Travail demandé:
1. D'après le passage sur la pensée islamique, qu'est-ce qui constitue le cœur lumineux de l'islam ?
2. Rédigez la suite du passage sur la pensée islamique en reprenant après sa dernière phrase.

Extrait du texte:
___

|
Tariq Ramadan.com
Islam, La Réforme Radicale: Ethique et Libération
Jeudi 4 septembre 2008
Introduction.
La route ne fut pas toujours aisée et les études
et les recherches furent longues et parfois bien difficiles. Les
réflexions et les propositions que les lecteurs trouveront dans
le présent ouvrage sont le produit d’une longue et profonde
immersion dans l’univers des « sciences islamiques ». Pendant
plus de vingt ans (nourri par l’enseignement traditionnel que
nous avions suivi, des lectures accumulées, des recherches
personnelles et des livres écrits) nous avons répété que le
réveil de la pensée islamique passait nécessairement par une
réconciliation avec sa dimension spirituelle d’une part et par
un engagement renouvelé, une lecture rationnelle et critique (ijtihâd)
des sources scripturaires dans le domaine du droit et de la
jurisprudence (fiqh) d’autre part. Nous
n’avons pas changé d’avis : le cœur lumineux de l’islam est bien
la quête et l’initiation spirituelles et sa dimension
universelle passe nécessairement par un travail de lecture et de
relecture continuée, d’interprétation fidèle et novatrice et
enfin de formulation d’avis juridique adaptés (fatâwâ).

___

(Entrées de la collection)
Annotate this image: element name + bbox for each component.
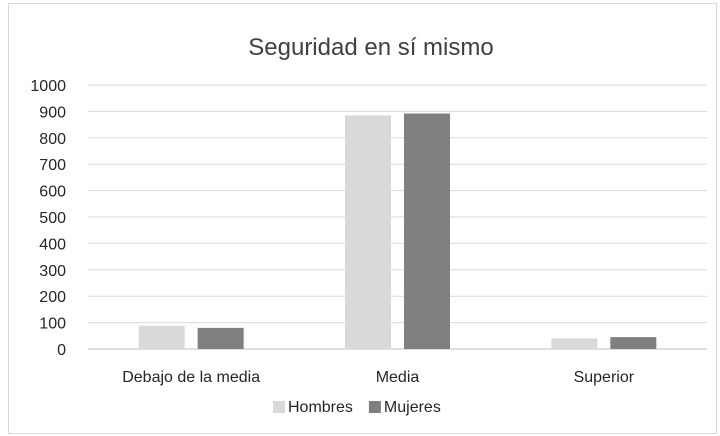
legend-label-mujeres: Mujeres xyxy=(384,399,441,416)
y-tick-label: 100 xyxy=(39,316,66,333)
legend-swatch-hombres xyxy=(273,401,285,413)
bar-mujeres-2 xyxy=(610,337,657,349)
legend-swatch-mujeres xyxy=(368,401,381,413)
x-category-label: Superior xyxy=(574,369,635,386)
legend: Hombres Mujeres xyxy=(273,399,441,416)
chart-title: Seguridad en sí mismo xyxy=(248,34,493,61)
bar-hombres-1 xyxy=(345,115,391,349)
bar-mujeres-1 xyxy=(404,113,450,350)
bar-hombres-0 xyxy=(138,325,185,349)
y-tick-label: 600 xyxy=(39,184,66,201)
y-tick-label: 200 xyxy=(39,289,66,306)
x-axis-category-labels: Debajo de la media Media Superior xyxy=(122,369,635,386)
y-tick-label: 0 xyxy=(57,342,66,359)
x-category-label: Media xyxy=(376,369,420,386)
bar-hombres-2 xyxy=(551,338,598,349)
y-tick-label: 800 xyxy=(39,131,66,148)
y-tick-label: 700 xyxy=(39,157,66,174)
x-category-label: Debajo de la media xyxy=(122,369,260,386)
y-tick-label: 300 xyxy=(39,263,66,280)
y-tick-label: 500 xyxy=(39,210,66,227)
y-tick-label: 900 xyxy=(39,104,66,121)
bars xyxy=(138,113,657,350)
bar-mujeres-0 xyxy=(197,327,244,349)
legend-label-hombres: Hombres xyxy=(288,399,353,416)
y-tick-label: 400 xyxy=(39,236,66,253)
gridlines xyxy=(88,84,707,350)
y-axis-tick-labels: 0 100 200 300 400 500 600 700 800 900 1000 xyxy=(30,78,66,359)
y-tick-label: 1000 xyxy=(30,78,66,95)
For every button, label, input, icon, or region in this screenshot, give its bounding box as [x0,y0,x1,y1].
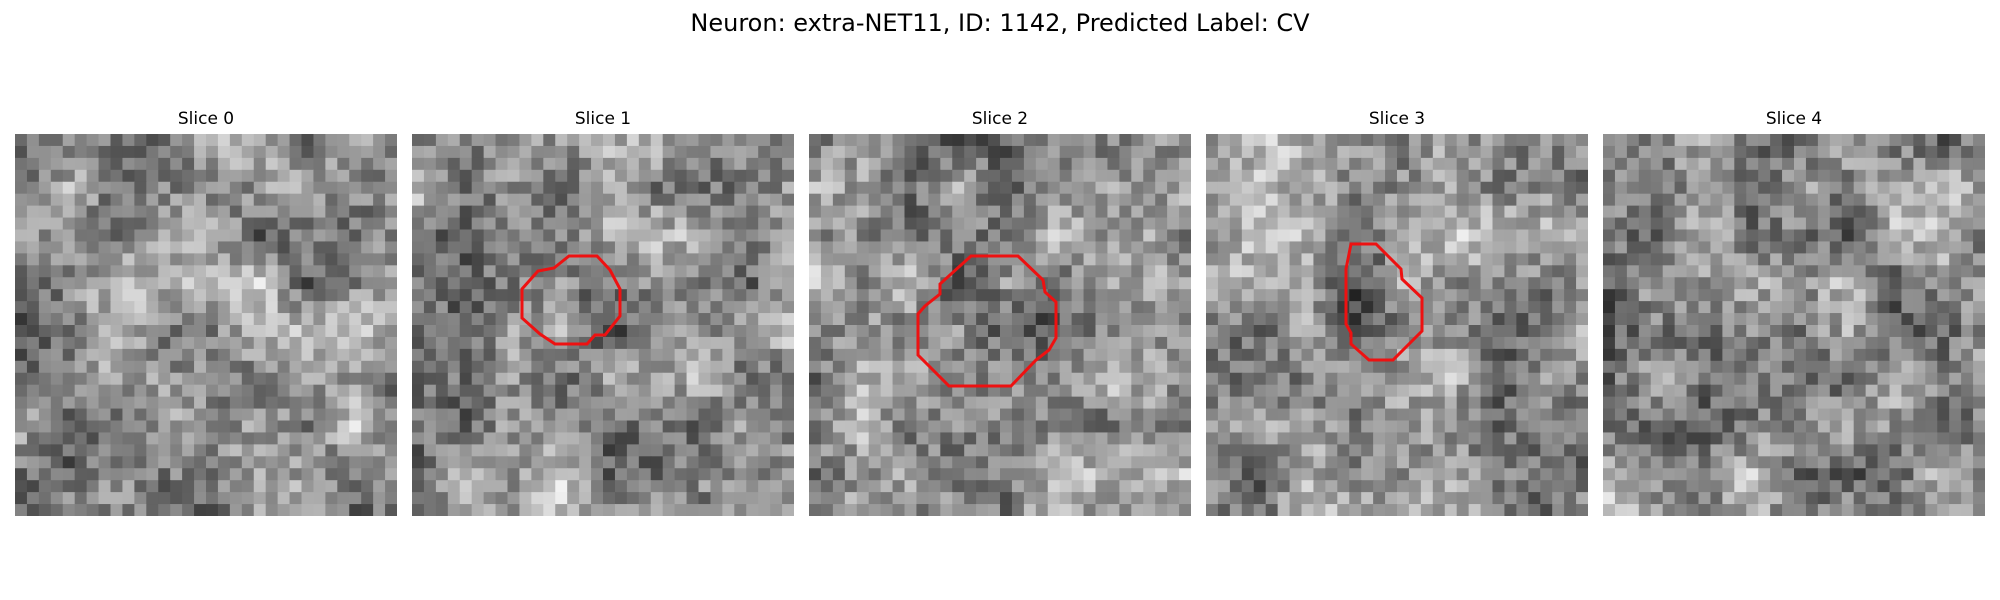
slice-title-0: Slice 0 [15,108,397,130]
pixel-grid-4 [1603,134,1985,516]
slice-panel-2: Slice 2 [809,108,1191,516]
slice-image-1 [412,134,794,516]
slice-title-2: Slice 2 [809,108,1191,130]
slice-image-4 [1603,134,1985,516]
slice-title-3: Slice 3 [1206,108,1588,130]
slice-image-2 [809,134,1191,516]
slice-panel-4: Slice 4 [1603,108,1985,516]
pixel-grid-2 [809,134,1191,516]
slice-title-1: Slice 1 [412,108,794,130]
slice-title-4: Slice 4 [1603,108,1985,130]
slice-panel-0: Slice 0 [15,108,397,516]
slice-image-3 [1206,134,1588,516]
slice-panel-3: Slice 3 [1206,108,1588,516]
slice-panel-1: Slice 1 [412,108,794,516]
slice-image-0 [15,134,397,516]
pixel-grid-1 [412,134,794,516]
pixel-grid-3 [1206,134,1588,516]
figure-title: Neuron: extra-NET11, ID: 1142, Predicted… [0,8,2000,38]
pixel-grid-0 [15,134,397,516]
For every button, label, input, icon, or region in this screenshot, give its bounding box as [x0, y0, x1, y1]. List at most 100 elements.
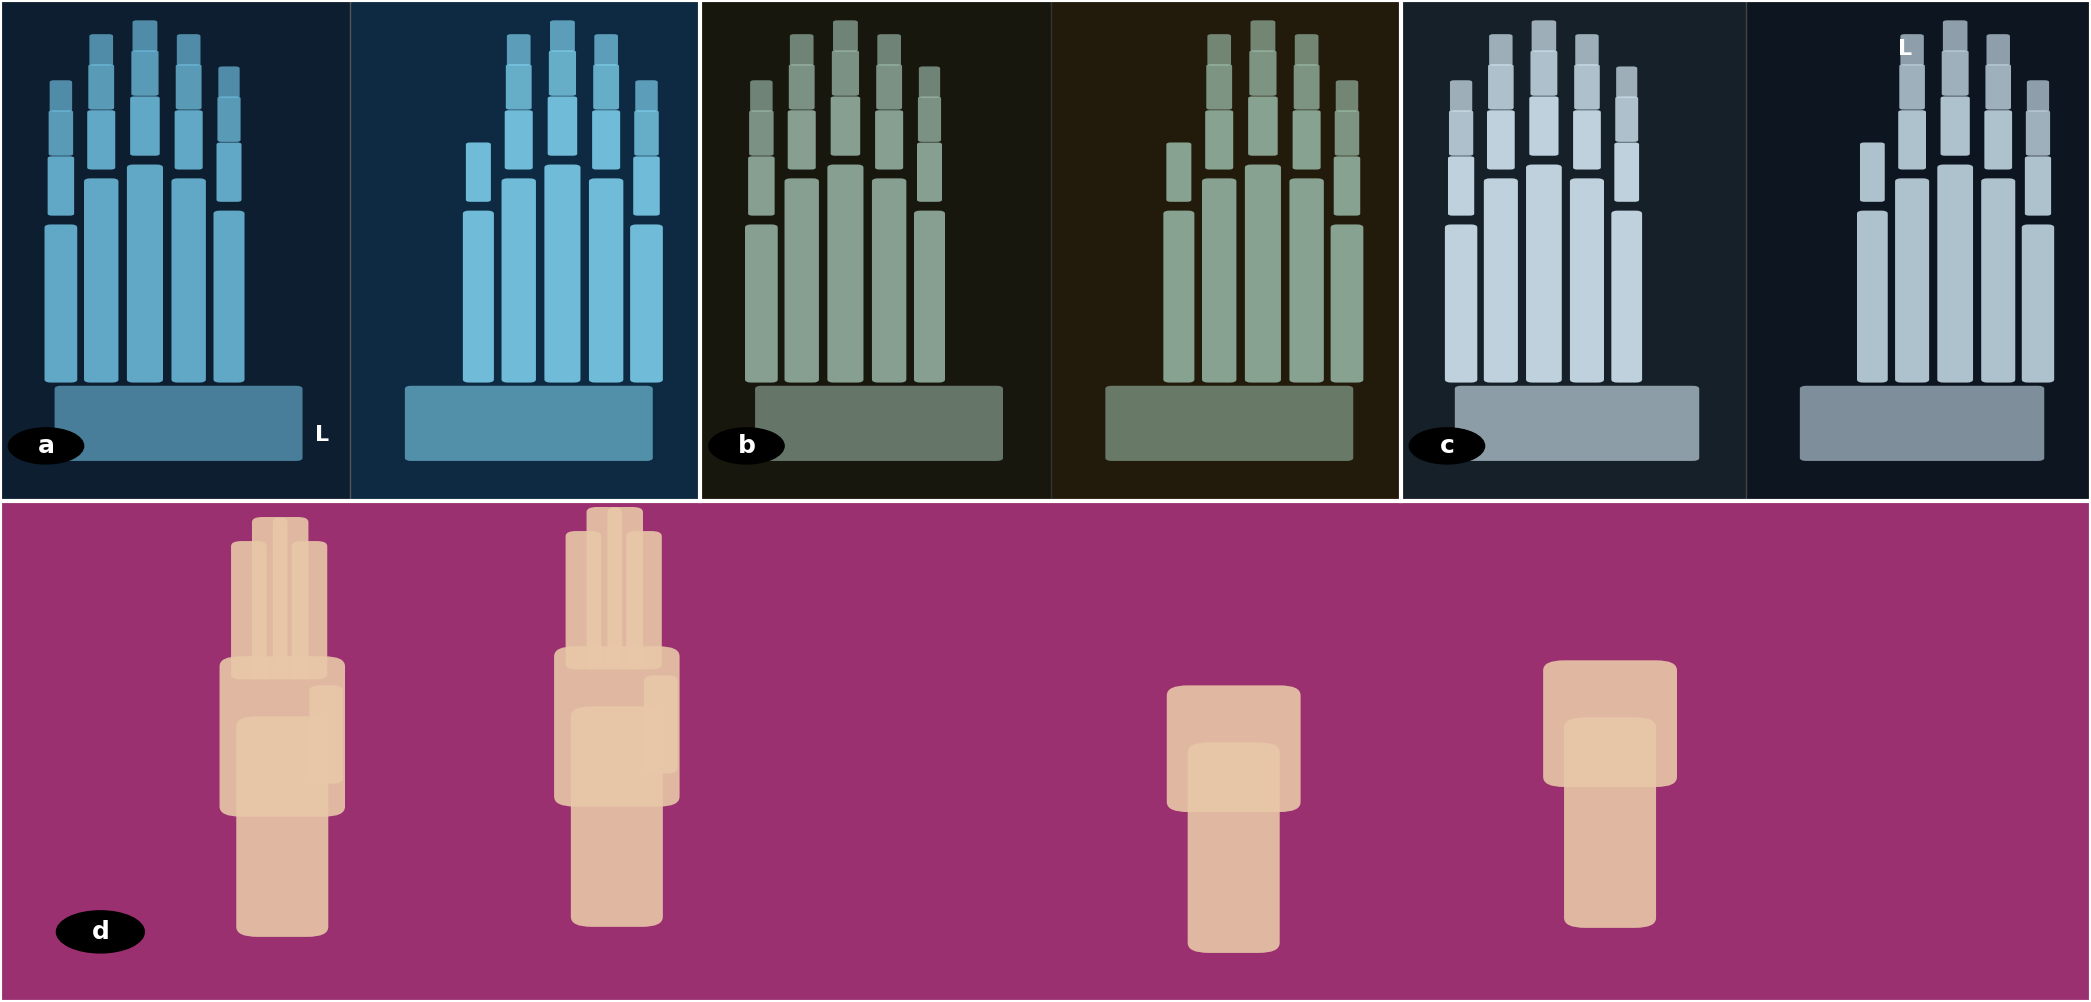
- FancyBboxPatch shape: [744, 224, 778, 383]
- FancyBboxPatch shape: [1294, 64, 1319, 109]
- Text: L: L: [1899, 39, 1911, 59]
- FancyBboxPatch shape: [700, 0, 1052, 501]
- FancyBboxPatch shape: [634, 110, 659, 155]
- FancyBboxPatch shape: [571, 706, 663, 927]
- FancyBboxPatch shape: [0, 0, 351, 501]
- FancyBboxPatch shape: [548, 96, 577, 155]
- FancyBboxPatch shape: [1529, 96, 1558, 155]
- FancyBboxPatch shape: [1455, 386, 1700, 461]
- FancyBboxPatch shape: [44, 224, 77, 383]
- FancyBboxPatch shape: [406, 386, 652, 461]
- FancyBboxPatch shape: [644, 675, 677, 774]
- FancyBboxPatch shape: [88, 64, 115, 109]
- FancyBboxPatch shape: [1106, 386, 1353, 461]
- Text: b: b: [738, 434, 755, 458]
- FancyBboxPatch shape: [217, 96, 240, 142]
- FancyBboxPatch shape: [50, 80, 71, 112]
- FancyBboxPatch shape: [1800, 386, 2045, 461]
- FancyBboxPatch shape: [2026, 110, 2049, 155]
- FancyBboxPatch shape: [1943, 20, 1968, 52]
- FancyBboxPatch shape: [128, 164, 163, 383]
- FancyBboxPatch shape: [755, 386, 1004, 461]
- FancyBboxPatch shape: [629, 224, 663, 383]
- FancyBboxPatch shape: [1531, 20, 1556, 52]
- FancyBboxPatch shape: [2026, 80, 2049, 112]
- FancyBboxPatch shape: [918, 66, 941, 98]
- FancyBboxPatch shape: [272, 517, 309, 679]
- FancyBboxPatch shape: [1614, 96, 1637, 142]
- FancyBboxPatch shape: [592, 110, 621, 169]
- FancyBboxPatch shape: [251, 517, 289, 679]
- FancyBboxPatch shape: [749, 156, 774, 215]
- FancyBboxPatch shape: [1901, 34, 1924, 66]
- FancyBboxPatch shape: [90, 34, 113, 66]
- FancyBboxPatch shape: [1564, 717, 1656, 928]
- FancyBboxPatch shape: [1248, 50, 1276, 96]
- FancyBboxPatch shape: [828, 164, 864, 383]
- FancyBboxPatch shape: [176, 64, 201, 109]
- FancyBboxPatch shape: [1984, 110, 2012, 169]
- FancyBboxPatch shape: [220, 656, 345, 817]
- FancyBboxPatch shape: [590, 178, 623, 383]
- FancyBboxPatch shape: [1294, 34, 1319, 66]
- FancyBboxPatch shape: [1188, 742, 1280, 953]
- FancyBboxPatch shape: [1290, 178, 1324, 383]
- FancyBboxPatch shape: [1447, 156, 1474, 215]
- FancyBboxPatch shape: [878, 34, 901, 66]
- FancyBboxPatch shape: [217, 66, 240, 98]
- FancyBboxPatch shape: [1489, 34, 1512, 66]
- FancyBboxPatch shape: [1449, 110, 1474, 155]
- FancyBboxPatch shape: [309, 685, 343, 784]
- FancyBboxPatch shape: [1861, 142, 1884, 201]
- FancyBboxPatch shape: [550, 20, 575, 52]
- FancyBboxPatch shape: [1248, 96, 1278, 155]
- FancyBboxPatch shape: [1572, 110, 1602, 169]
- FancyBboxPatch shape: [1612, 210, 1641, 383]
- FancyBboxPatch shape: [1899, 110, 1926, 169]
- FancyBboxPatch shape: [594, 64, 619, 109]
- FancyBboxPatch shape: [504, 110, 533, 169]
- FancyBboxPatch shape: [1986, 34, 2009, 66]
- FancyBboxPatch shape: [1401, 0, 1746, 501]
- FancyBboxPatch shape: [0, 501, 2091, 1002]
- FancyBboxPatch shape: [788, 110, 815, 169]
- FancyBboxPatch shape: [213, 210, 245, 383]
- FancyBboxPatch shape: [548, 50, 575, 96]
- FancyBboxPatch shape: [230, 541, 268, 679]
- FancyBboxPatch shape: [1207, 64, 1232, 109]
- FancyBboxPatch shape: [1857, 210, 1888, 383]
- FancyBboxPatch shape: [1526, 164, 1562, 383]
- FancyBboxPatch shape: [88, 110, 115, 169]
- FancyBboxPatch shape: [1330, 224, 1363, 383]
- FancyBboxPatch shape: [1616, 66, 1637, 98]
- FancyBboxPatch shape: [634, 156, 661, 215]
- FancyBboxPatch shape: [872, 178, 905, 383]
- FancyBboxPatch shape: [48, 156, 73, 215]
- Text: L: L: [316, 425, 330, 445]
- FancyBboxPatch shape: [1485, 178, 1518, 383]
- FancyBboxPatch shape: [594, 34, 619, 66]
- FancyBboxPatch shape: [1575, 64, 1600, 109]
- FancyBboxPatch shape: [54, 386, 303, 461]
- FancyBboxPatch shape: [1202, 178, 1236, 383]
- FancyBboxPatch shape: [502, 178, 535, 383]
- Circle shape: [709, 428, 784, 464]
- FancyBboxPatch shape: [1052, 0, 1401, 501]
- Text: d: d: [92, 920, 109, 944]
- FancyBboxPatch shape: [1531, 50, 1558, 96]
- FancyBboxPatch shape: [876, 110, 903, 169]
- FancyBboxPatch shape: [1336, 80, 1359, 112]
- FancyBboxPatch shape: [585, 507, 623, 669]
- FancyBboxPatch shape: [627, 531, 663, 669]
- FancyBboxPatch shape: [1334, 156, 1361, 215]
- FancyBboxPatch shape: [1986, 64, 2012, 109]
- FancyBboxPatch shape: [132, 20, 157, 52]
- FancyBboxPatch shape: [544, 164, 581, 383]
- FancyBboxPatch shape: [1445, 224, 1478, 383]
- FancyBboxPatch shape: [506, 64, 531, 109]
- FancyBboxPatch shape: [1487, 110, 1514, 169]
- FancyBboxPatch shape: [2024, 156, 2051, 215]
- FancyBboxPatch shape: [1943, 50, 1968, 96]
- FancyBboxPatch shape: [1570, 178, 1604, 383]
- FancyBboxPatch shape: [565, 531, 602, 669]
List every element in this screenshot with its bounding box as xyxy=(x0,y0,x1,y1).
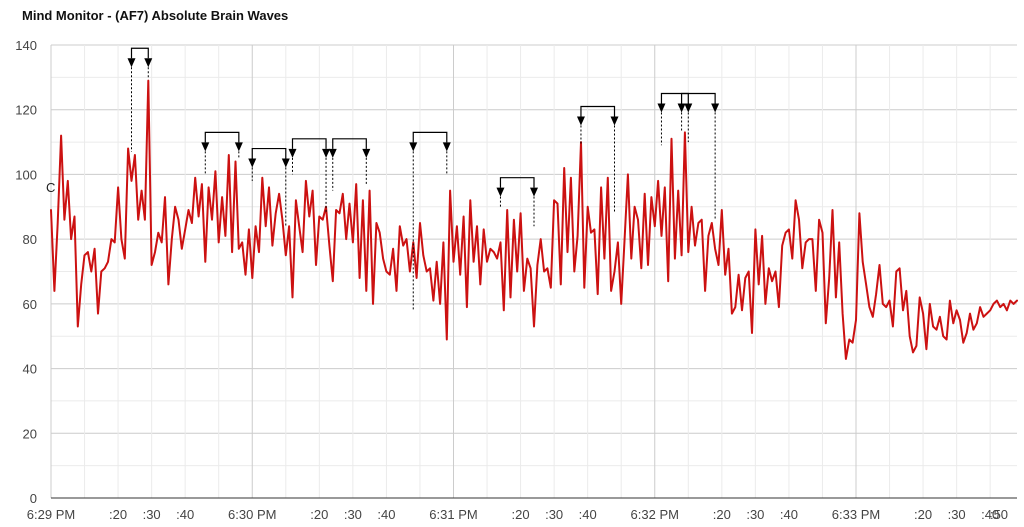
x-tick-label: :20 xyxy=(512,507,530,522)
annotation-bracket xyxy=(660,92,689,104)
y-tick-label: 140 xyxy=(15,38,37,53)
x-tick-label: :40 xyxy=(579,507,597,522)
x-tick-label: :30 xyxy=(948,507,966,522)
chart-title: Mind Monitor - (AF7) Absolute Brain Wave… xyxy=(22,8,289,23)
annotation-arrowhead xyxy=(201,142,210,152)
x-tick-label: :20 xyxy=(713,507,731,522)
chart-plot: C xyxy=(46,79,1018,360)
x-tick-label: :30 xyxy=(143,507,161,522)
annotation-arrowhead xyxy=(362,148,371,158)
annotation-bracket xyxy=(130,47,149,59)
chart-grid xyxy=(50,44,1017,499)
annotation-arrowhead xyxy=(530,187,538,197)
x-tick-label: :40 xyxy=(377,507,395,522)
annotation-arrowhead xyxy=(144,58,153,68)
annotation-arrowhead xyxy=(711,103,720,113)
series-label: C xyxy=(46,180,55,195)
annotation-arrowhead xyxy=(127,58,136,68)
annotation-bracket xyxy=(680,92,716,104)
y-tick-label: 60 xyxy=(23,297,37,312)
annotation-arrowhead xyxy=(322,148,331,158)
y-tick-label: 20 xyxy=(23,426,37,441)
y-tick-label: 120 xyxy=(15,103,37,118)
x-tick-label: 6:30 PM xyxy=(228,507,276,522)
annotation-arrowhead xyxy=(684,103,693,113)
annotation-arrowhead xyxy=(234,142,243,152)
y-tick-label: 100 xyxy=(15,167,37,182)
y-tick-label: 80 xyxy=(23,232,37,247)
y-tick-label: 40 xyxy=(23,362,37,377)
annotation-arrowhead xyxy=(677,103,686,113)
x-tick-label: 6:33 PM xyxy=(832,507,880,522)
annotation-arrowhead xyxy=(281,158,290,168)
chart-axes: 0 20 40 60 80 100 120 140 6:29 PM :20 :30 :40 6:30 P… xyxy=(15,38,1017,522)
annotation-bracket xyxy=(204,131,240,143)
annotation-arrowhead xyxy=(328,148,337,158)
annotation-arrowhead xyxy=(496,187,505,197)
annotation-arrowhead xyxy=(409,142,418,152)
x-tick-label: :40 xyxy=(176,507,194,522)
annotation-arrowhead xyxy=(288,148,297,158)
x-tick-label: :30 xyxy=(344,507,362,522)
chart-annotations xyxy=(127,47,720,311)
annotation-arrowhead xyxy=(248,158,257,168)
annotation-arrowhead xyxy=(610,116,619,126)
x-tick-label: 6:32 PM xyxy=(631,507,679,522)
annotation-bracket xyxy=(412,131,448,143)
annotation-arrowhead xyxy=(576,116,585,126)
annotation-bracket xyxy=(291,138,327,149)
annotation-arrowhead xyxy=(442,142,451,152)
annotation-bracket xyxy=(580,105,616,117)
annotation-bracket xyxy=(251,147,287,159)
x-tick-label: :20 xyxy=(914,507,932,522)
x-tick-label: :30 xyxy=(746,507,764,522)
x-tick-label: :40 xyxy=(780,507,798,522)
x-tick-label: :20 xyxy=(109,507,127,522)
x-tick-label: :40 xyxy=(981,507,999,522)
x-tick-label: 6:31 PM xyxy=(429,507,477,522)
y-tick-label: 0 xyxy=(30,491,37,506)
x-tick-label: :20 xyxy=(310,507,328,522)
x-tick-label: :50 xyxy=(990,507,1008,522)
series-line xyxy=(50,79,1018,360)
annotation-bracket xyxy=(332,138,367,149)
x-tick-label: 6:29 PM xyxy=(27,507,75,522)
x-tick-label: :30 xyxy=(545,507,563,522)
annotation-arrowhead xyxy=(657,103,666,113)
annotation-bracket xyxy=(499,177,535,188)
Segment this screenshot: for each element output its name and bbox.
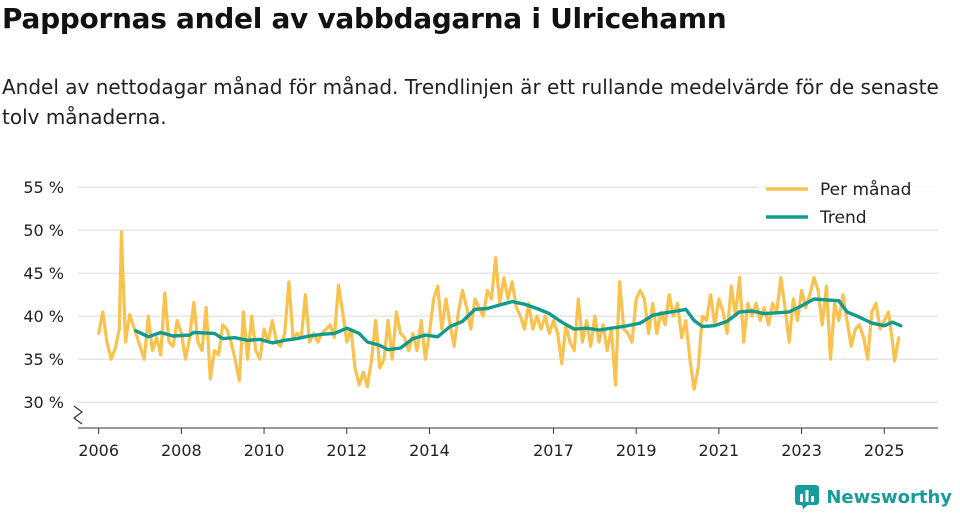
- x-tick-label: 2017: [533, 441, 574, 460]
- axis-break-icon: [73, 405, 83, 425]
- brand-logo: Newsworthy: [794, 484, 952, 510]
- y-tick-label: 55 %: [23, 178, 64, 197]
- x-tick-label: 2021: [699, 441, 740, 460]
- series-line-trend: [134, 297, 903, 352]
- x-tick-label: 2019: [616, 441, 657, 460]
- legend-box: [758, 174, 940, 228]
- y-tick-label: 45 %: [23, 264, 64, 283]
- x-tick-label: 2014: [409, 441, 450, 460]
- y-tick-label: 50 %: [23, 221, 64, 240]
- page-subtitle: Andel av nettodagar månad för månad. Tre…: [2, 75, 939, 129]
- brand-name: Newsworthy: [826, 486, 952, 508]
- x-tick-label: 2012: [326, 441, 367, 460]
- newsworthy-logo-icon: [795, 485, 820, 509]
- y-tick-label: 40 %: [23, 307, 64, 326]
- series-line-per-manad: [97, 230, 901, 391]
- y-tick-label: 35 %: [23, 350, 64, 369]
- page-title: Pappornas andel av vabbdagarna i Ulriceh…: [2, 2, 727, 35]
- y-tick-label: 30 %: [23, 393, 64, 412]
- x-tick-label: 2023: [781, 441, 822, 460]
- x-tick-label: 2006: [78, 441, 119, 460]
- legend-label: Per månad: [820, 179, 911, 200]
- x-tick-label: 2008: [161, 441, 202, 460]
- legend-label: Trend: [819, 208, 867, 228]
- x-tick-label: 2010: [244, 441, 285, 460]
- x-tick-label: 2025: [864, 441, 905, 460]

___

Résultats obtenus:
1. La quête et l'initiation spirituelles.

2.
Les musulmans d’aujourd’hui, en Orient comme en Occident, ont un
besoin urgent d’un fiqh (droit et
jurisprudence) contemporain, distinguant ce qui, dans les
Textes, est immuable de ce qui est propre au changement. Nous
nous y sommes engagé de façon systématique dans trois ouvrages
aux approches différentes : avec Etre Musulman
Européen , il s’agissait de présenter une réflexion nouvelle
à partir des principaux instruments classiques offerts par les
fondements du droit et de la jurisprudence (usûl
al-fiqh) : le raisonnement interprétatif critique et
autonome (ijtihâd), l’intérêt et le bien
communs (maslaha) et l’avis juridique
circonstancié (fatwâ). Cette approche devait
permettre aux musulmans européens (et occidentaux) de répondre
aux questions et aux défis de leur présence dans les sociétés
sécularisées où le référent religieux joue un rôle secondaire
dans la vie publique. L’ouvrage Les musulmans
d’Occident et l’avenir de l’islam prolongeait cette
réflexion en abordant de façon plus directe la question des
sciences et des méthodologies en amont : la seconde partie du
livre se présentait sous la forme de propositions pratiques et
concrètes dans les différents domaines de la spiritualité, de
l’éducation, de l’engagement social et politique, du dialogue
interreligieux, etc. Ces deux ouvrages ont vulgarisé une pensée
et une méthodologie qui se sont diffusées bien au-delà de nos
espérances : un large mouvement de pensée s’est mis en branle
au-delà de ces contributions. Notre étude sur Le
face à face des civilisations abordait la question sous
l’angle des sociétés majoritairement musulmanes en posant la
question Quel projet pour quelle modernité ?
et en étudiant les dimensions sociale, politique, économique et
culturelle d’un possible projet de société. Il s’agissait encore
et toujours de faire le pari de la fidélité dans le mouvement.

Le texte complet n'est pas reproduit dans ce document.